Problem requirements>
Carry none of the pictures over; set down the material below exactly.

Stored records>
□ □ □ □ □

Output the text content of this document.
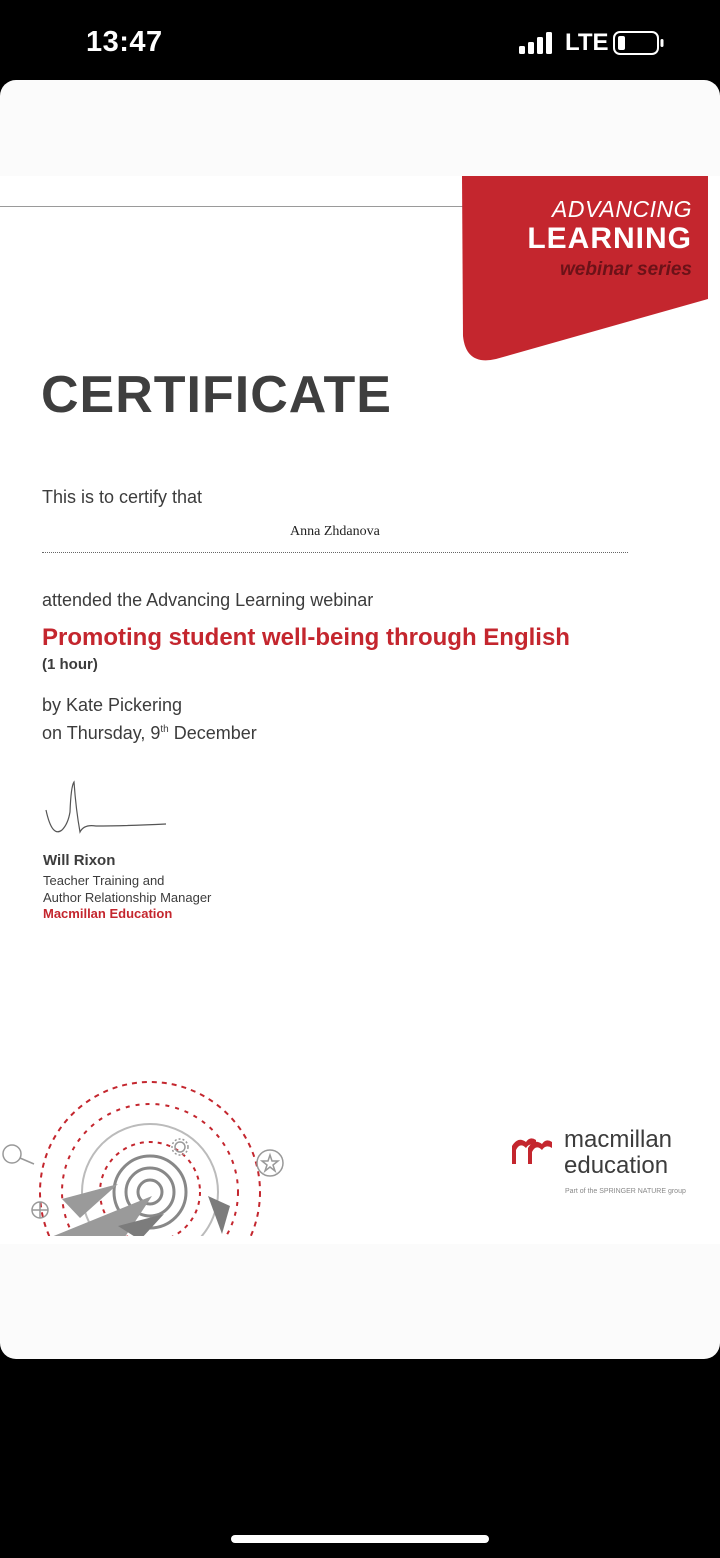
13:47	LTE
ADVANCING
LEARNING
webinar series
CERTIFICATE
This is to certify that
Anna Zhdanova
attended the Advancing Learning webinar
Promoting student well-being through English
(1 hour)
by Kate Pickering
on Thursday, 9th December
Will Rixon
Teacher Training and
Author Relationship Manager
Macmillan Education
macmillan
education
Part of the SPRINGER NATURE group
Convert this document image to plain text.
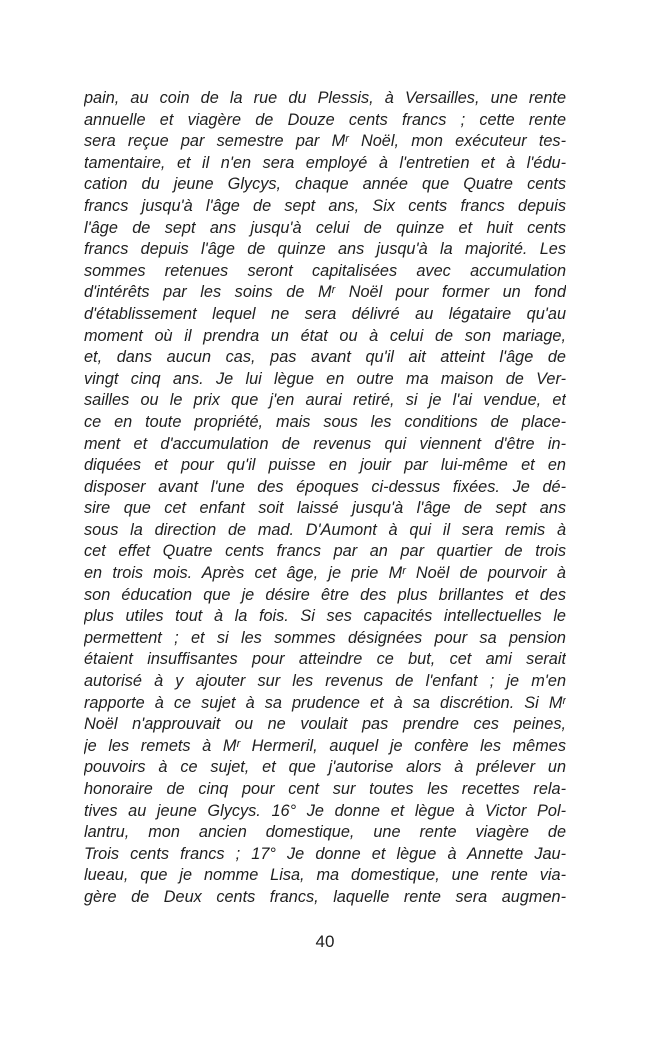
pain, au coin de la rue du Plessis, à Versailles, une rente
annuelle et viagère de Douze cents francs ; cette rente
sera reçue par semestre par Mʳ Noël, mon exécuteur tes-
tamentaire, et il n'en sera employé à l'entretien et à l'édu-
cation du jeune Glycys, chaque année que Quatre cents
francs jusqu'à l'âge de sept ans, Six cents francs depuis
l'âge de sept ans jusqu'à celui de quinze et huit cents
francs depuis l'âge de quinze ans jusqu'à la majorité. Les
sommes retenues seront capitalisées avec accumulation
d'intérêts par les soins de Mʳ Noël pour former un fond
d'établissement lequel ne sera délivré au légataire qu'au
moment où il prendra un état ou à celui de son mariage,
et, dans aucun cas, pas avant qu'il ait atteint l'âge de
vingt cinq ans. Je lui lègue en outre ma maison de Ver-
sailles ou le prix que j'en aurai retiré, si je l'ai vendue, et
ce en toute propriété, mais sous les conditions de place-
ment et d'accumulation de revenus qui viennent d'être in-
diquées et pour qu'il puisse en jouir par lui-même et en
disposer avant l'une des époques ci-dessus fixées. Je dé-
sire que cet enfant soit laissé jusqu'à l'âge de sept ans
sous la direction de mad. D'Aumont à qui il sera remis à
cet effet Quatre cents francs par an par quartier de trois
en trois mois. Après cet âge, je prie Mʳ Noël de pourvoir à
son éducation que je désire être des plus brillantes et des
plus utiles tout à la fois. Si ses capacités intellectuelles le
permettent ; et si les sommes désignées pour sa pension
étaient insuffisantes pour atteindre ce but, cet ami serait
autorisé à y ajouter sur les revenus de l'enfant ; je m'en
rapporte à ce sujet à sa prudence et à sa discrétion. Si Mʳ
Noël n'approuvait ou ne voulait pas prendre ces peines,
je les remets à Mʳ Hermeril, auquel je confère les mêmes
pouvoirs à ce sujet, et que j'autorise alors à prélever un
honoraire de cinq pour cent sur toutes les recettes rela-
tives au jeune Glycys. 16° Je donne et lègue à Victor Pol-
lantru, mon ancien domestique, une rente viagère de
Trois cents francs ; 17° Je donne et lègue à Annette Jau-
lueau, que je nomme Lisa, ma domestique, une rente via-
gère de Deux cents francs, laquelle rente sera augmen-
40
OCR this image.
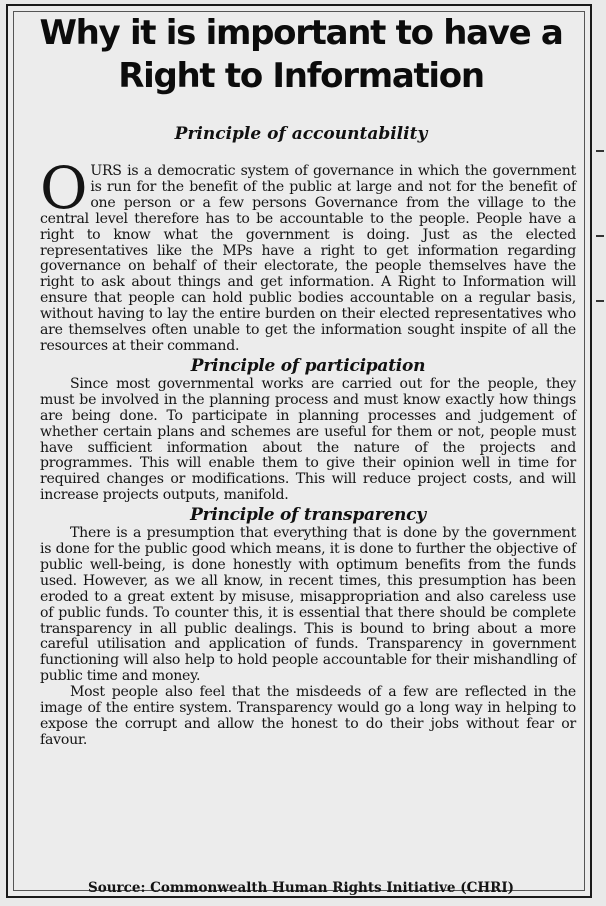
Why it is important to have a
Right to Information
Principle of accountability
OURS is a democratic system of governance in which the government is run for the benefit of the public at large and not for the benefit of one person or a few persons Governance from the village to the central level therefore has to be accountable to the people. People have a right to know what the government is doing. Just as the elected representatives like the MPs have a right to get information regarding governance on behalf of their electorate, the people themselves have the right to ask about things and get information. A Right to Information will ensure that people can hold public bodies accountable on a regular basis, without having to lay the entire burden on their elected representatives who are themselves often unable to get the information sought inspite of all the resources at their command.
Principle of participation
Since most governmental works are carried out for the people, they must be involved in the planning process and must know exactly how things are being done. To participate in planning processes and judgement of whether certain plans and schemes are useful for them or not, people must have sufficient information about the nature of the projects and programmes. This will enable them to give their opinion well in time for required changes or modifications. This will reduce project costs, and will increase projects outputs, manifold.
Principle of transparency
There is a presumption that everything that is done by the government is done for the public good which means, it is done to further the objective of public well-being, is done honestly with optimum benefits from the funds used. However, as we all know, in recent times, this presumption has been eroded to a great extent by misuse, misappropriation and also careless use of public funds. To counter this, it is essential that there should be complete transparency in all public dealings. This is bound to bring about a more careful utilisation and application of funds. Transparency in government functioning will also help to hold people accountable for their mishandling of public time and money.
Most people also feel that the misdeeds of a few are reflected in the image of the entire system. Transparency would go a long way in helping to expose the corrupt and allow the honest to do their jobs without fear or favour.
Source: Commonwealth Human Rights Initiative (CHRI)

□ □ □ □ □

Answer for this exercise>
Output the text content of this document.
13:47	LTE
ADVANCING
LEARNING
webinar series
CERTIFICATE
This is to certify that
Anna Zhdanova
attended the Advancing Learning webinar
Promoting student well-being through English
(1 hour)
by Kate Pickering
on Thursday, 9th December
Will Rixon
Teacher Training and
Author Relationship Manager
Macmillan Education
macmillan
education
Part of the SPRINGER NATURE group
Convert this document image to plain text.
pain, au coin de la rue du Plessis, à Versailles, une rente
annuelle et viagère de Douze cents francs ; cette rente
sera reçue par semestre par Mʳ Noël, mon exécuteur tes-
tamentaire, et il n'en sera employé à l'entretien et à l'édu-
cation du jeune Glycys, chaque année que Quatre cents
francs jusqu'à l'âge de sept ans, Six cents francs depuis
l'âge de sept ans jusqu'à celui de quinze et huit cents
francs depuis l'âge de quinze ans jusqu'à la majorité. Les
sommes retenues seront capitalisées avec accumulation
d'intérêts par les soins de Mʳ Noël pour former un fond
d'établissement lequel ne sera délivré au légataire qu'au
moment où il prendra un état ou à celui de son mariage,
et, dans aucun cas, pas avant qu'il ait atteint l'âge de
vingt cinq ans. Je lui lègue en outre ma maison de Ver-
sailles ou le prix que j'en aurai retiré, si je l'ai vendue, et
ce en toute propriété, mais sous les conditions de place-
ment et d'accumulation de revenus qui viennent d'être in-
diquées et pour qu'il puisse en jouir par lui-même et en
disposer avant l'une des époques ci-dessus fixées. Je dé-
sire que cet enfant soit laissé jusqu'à l'âge de sept ans
sous la direction de mad. D'Aumont à qui il sera remis à
cet effet Quatre cents francs par an par quartier de trois
en trois mois. Après cet âge, je prie Mʳ Noël de pourvoir à
son éducation que je désire être des plus brillantes et des
plus utiles tout à la fois. Si ses capacités intellectuelles le
permettent ; et si les sommes désignées pour sa pension
étaient insuffisantes pour atteindre ce but, cet ami serait
autorisé à y ajouter sur les revenus de l'enfant ; je m'en
rapporte à ce sujet à sa prudence et à sa discrétion. Si Mʳ
Noël n'approuvait ou ne voulait pas prendre ces peines,
je les remets à Mʳ Hermeril, auquel je confère les mêmes
pouvoirs à ce sujet, et que j'autorise alors à prélever un
honoraire de cinq pour cent sur toutes les recettes rela-
tives au jeune Glycys. 16° Je donne et lègue à Victor Pol-
lantru, mon ancien domestique, une rente viagère de
Trois cents francs ; 17° Je donne et lègue à Annette Jau-
lueau, que je nomme Lisa, ma domestique, une rente via-
gère de Deux cents francs, laquelle rente sera augmen-
40
OCR this image.
Why it is important to have a
Right to Information
Principle of accountability
OURS is a democratic system of governance in which the government is run for the benefit of the public at large and not for the benefit of one person or a few persons Governance from the village to the central level therefore has to be accountable to the people. People have a right to know what the government is doing. Just as the elected representatives like the MPs have a right to get information regarding governance on behalf of their electorate, the people themselves have the right to ask about things and get information. A Right to Information will ensure that people can hold public bodies accountable on a regular basis, without having to lay the entire burden on their elected representatives who are themselves often unable to get the information sought inspite of all the resources at their command.
Principle of participation
Since most governmental works are carried out for the people, they must be involved in the planning process and must know exactly how things are being done. To participate in planning processes and judgement of whether certain plans and schemes are useful for them or not, people must have sufficient information about the nature of the projects and programmes. This will enable them to give their opinion well in time for required changes or modifications. This will reduce project costs, and will increase projects outputs, manifold.
Principle of transparency
There is a presumption that everything that is done by the government is done for the public good which means, it is done to further the objective of public well-being, is done honestly with optimum benefits from the funds used. However, as we all know, in recent times, this presumption has been eroded to a great extent by misuse, misappropriation and also careless use of public funds. To counter this, it is essential that there should be complete transparency in all public dealings. This is bound to bring about a more careful utilisation and application of funds. Transparency in government functioning will also help to hold people accountable for their mishandling of public time and money.
Most people also feel that the misdeeds of a few are reflected in the image of the entire system. Transparency would go a long way in helping to expose the corrupt and allow the honest to do their jobs without fear or favour.
Source: Commonwealth Human Rights Initiative (CHRI)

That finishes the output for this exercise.